Rows from a figure dataset
────

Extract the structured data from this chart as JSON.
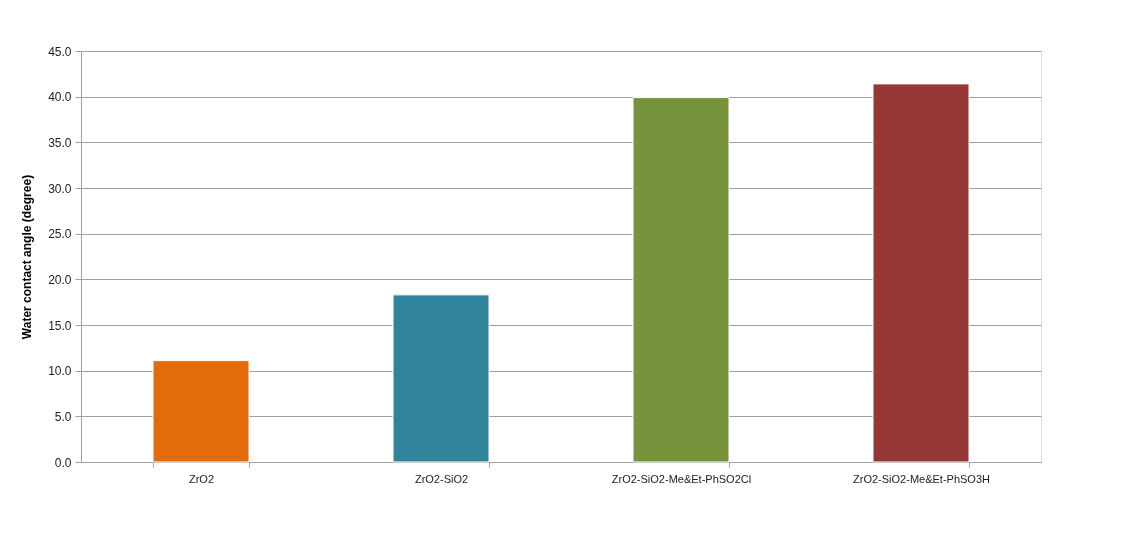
{
  "chart_data": {
    "type": "bar",
    "ylabel": "Water contact angle (degree)",
    "categories": [
      "ZrO2",
      "ZrO2-SiO2",
      "ZrO2-SiO2-Me&Et-PhSO2Cl",
      "ZrO2-SiO2-Me&Et-PhSO3H"
    ],
    "values": [
      11.1,
      18.3,
      39.9,
      41.4
    ],
    "colors": [
      "#e36c0a",
      "#31849b",
      "#77933c",
      "#953735"
    ],
    "ylim": [
      0,
      45
    ],
    "yticks": [
      {
        "value": 0,
        "label": "0.0"
      },
      {
        "value": 5,
        "label": "5.0"
      },
      {
        "value": 10,
        "label": "10.0"
      },
      {
        "value": 15,
        "label": "15.0"
      },
      {
        "value": 20,
        "label": "20.0"
      },
      {
        "value": 25,
        "label": "25.0"
      },
      {
        "value": 30,
        "label": "30.0"
      },
      {
        "value": 35,
        "label": "35.0"
      },
      {
        "value": 40,
        "label": "40.0"
      },
      {
        "value": 45,
        "label": "45.0"
      }
    ],
    "grid": "y",
    "legend": false
  }
}
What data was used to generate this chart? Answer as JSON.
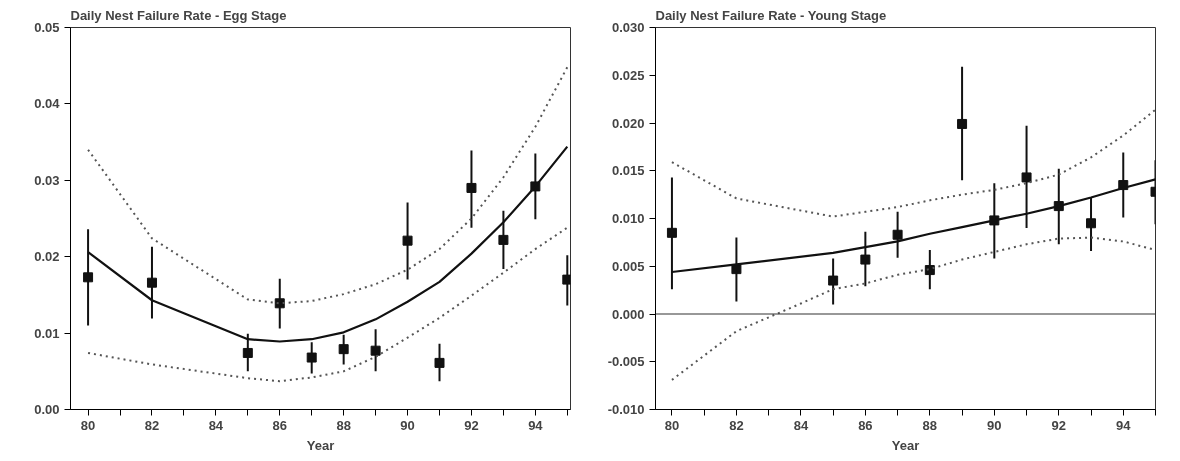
{
  "chart_data": [
    {
      "type": "scatter",
      "title": "Daily Nest Failure Rate - Egg Stage",
      "xlabel": "Year",
      "grid": false,
      "xlim": [
        79.45,
        95.1
      ],
      "ylim": [
        0,
        0.05
      ],
      "xticks": [
        80,
        {
          "value": 81,
          "label": null
        },
        82,
        {
          "value": 83,
          "label": null
        },
        84,
        {
          "value": 85,
          "label": null
        },
        86,
        {
          "value": 87,
          "label": null
        },
        88,
        {
          "value": 89,
          "label": null
        },
        90,
        {
          "value": 91,
          "label": null
        },
        92,
        {
          "value": 93,
          "label": null
        },
        94,
        {
          "value": 95,
          "label": null
        }
      ],
      "yticks": [
        {
          "value": 0,
          "label": "0.00"
        },
        {
          "value": 0.01,
          "label": "0.01"
        },
        {
          "value": 0.02,
          "label": "0.02"
        },
        {
          "value": 0.03,
          "label": "0.03"
        },
        {
          "value": 0.04,
          "label": "0.04"
        },
        {
          "value": 0.05,
          "label": "0.05"
        }
      ],
      "series": [
        {
          "type": "scatter",
          "marker": "square",
          "color": "#111111",
          "x": [
            80,
            82,
            85,
            86,
            87,
            88,
            89,
            90,
            91,
            92,
            93,
            94,
            95
          ],
          "values": [
            0.0173,
            0.0166,
            0.0074,
            0.0139,
            0.0068,
            0.0079,
            0.0077,
            0.0221,
            0.0061,
            0.029,
            0.0222,
            0.0292,
            0.017
          ],
          "errors": [
            [
              0.011,
              0.0236
            ],
            [
              0.0119,
              0.0213
            ],
            [
              0.005,
              0.0099
            ],
            [
              0.0106,
              0.0171
            ],
            [
              0.0047,
              0.0088
            ],
            [
              0.0059,
              0.0098
            ],
            [
              0.005,
              0.0105
            ],
            [
              0.017,
              0.0271
            ],
            [
              0.0037,
              0.0086
            ],
            [
              0.0238,
              0.0339
            ],
            [
              0.0184,
              0.026
            ],
            [
              0.0249,
              0.0335
            ],
            [
              0.0136,
              0.0202
            ]
          ]
        },
        {
          "type": "line",
          "line_style": "solid",
          "color": "#111111",
          "x": [
            80,
            82,
            85,
            86,
            87,
            88,
            89,
            90,
            91,
            92,
            93,
            94,
            95
          ],
          "values": [
            0.0206,
            0.0143,
            0.0092,
            0.0089,
            0.0092,
            0.0101,
            0.0118,
            0.0141,
            0.0167,
            0.0204,
            0.0245,
            0.0292,
            0.0344
          ]
        },
        {
          "type": "line",
          "line_style": "dotted",
          "color": "#555555",
          "x": [
            80,
            82,
            85,
            86,
            87,
            88,
            89,
            90,
            91,
            92,
            93,
            94,
            95
          ],
          "values": [
            0.034,
            0.0224,
            0.0144,
            0.0139,
            0.0142,
            0.0151,
            0.0164,
            0.0183,
            0.021,
            0.025,
            0.0304,
            0.037,
            0.0448
          ]
        },
        {
          "type": "line",
          "line_style": "dotted",
          "color": "#555555",
          "x": [
            80,
            82,
            85,
            86,
            87,
            88,
            89,
            90,
            91,
            92,
            93,
            94,
            95
          ],
          "values": [
            0.0074,
            0.0059,
            0.0041,
            0.0037,
            0.0042,
            0.005,
            0.0069,
            0.0094,
            0.012,
            0.0149,
            0.0179,
            0.021,
            0.0238
          ]
        }
      ]
    },
    {
      "type": "scatter",
      "title": "Daily Nest Failure Rate - Young Stage",
      "xlabel": "Year",
      "grid": false,
      "xlim": [
        79.49,
        95.0
      ],
      "ylim": [
        -0.01,
        0.03
      ],
      "xticks": [
        80,
        {
          "value": 81,
          "label": null
        },
        82,
        {
          "value": 83,
          "label": null
        },
        84,
        {
          "value": 85,
          "label": null
        },
        86,
        {
          "value": 87,
          "label": null
        },
        88,
        {
          "value": 89,
          "label": null
        },
        90,
        {
          "value": 91,
          "label": null
        },
        92,
        {
          "value": 93,
          "label": null
        },
        94,
        {
          "value": 95,
          "label": null
        }
      ],
      "yticks": [
        {
          "value": -0.01,
          "label": "-0.010"
        },
        {
          "value": -0.005,
          "label": "-0.005"
        },
        {
          "value": 0,
          "label": "0.000"
        },
        {
          "value": 0.005,
          "label": "0.005"
        },
        {
          "value": 0.01,
          "label": "0.010"
        },
        {
          "value": 0.015,
          "label": "0.015"
        },
        {
          "value": 0.02,
          "label": "0.020"
        },
        {
          "value": 0.025,
          "label": "0.025"
        },
        {
          "value": 0.03,
          "label": "0.030"
        }
      ],
      "ref_lines": [
        {
          "axis": "y",
          "value": 0,
          "color": "#333333"
        }
      ],
      "series": [
        {
          "type": "scatter",
          "marker": "square",
          "color": "#111111",
          "x": [
            80,
            82,
            85,
            86,
            87,
            88,
            89,
            90,
            91,
            92,
            93,
            94,
            95
          ],
          "values": [
            0.0085,
            0.0047,
            0.0035,
            0.0057,
            0.0083,
            0.0046,
            0.0199,
            0.0098,
            0.0143,
            0.0113,
            0.0095,
            0.0135,
            0.0128
          ],
          "errors": [
            [
              0.0026,
              0.0143
            ],
            [
              0.0013,
              0.008
            ],
            [
              0.001,
              0.0058
            ],
            [
              0.0029,
              0.0086
            ],
            [
              0.0059,
              0.0107
            ],
            [
              0.0026,
              0.0067
            ],
            [
              0.014,
              0.0259
            ],
            [
              0.0058,
              0.0137
            ],
            [
              0.009,
              0.0197
            ],
            [
              0.0073,
              0.0152
            ],
            [
              0.0066,
              0.0122
            ],
            [
              0.0101,
              0.0169
            ],
            [
              0.0094,
              0.0161
            ]
          ]
        },
        {
          "type": "line",
          "line_style": "solid",
          "color": "#111111",
          "x": [
            80,
            82,
            85,
            86,
            87,
            88,
            89,
            90,
            91,
            92,
            93,
            94,
            95
          ],
          "values": [
            0.0044,
            0.0052,
            0.0064,
            0.007,
            0.0076,
            0.0084,
            0.0091,
            0.0098,
            0.0105,
            0.0113,
            0.0122,
            0.0132,
            0.0141
          ]
        },
        {
          "type": "line",
          "line_style": "dotted",
          "color": "#555555",
          "x": [
            80,
            82,
            85,
            86,
            87,
            88,
            89,
            90,
            91,
            92,
            93,
            94,
            95
          ],
          "values": [
            0.0159,
            0.0121,
            0.0102,
            0.0107,
            0.0112,
            0.0119,
            0.0125,
            0.013,
            0.0137,
            0.0146,
            0.0164,
            0.0187,
            0.0214
          ]
        },
        {
          "type": "line",
          "line_style": "dotted",
          "color": "#555555",
          "x": [
            80,
            82,
            84,
            85,
            86,
            87,
            88,
            89,
            90,
            91,
            92,
            93,
            94,
            95
          ],
          "values": [
            -0.0069,
            -0.0018,
            0.0011,
            0.0026,
            0.0032,
            0.0041,
            0.0047,
            0.0057,
            0.0065,
            0.0073,
            0.0079,
            0.008,
            0.0076,
            0.0067
          ]
        }
      ]
    }
  ]
}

────

(Exercise objective) Pick out each line in the material containing "Stage".

(The reply)
      "title": "Daily Nest Failure Rate - Egg Stage",
      "title": "Daily Nest Failure Rate - Young Stage",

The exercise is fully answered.